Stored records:
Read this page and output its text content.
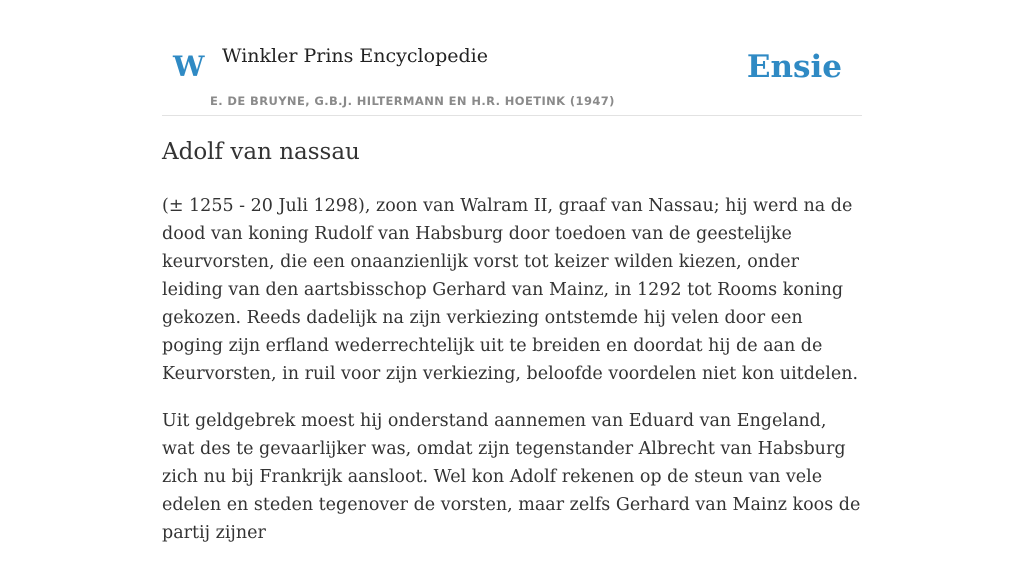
W Winkler Prins Encyclopedie
E. DE BRUYNE, G.B.J. HILTERMANN EN H.R. HOETINK (1947)
Ensie
Adolf van nassau

(± 1255 - 20 Juli 1298), zoon van Walram II, graaf van Nassau; hij werd na de dood van koning Rudolf van Habsburg door toedoen van de geestelijke keurvorsten, die een onaanzienlijk vorst tot keizer wilden kiezen, onder leiding van den aartsbisschop Gerhard van Mainz, in 1292 tot Rooms koning gekozen. Reeds dadelijk na zijn verkiezing ontstemde hij velen door een poging zijn erfland wederrechtelijk uit te breiden en doordat hij de aan de Keurvorsten, in ruil voor zijn verkiezing, beloofde voordelen niet kon uitdelen.

Uit geldgebrek moest hij onderstand aannemen van Eduard van Engeland, wat des te gevaarlijker was, omdat zijn tegenstander Albrecht van Habsburg zich nu bij Frankrijk aansloot. Wel kon Adolf rekenen op de steun van vele edelen en steden tegenover de vorsten, maar zelfs Gerhard van Mainz koos de partij zijner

• [Task statement] Search the entries for the string "Adolf" and collect each line that has it.

• [Output]
Adolf van nassau
Uit geldgebrek moest hij onderstand aannemen van Eduard van Engeland, wat des te gevaarlijker was, omdat zijn tegenstander Albrecht van Habsburg zich nu bij Frankrijk aansloot. Wel kon Adolf rekenen op de steun van vele edelen en steden tegenover de vorsten, maar zelfs Gerhard van Mainz koos de partij zijner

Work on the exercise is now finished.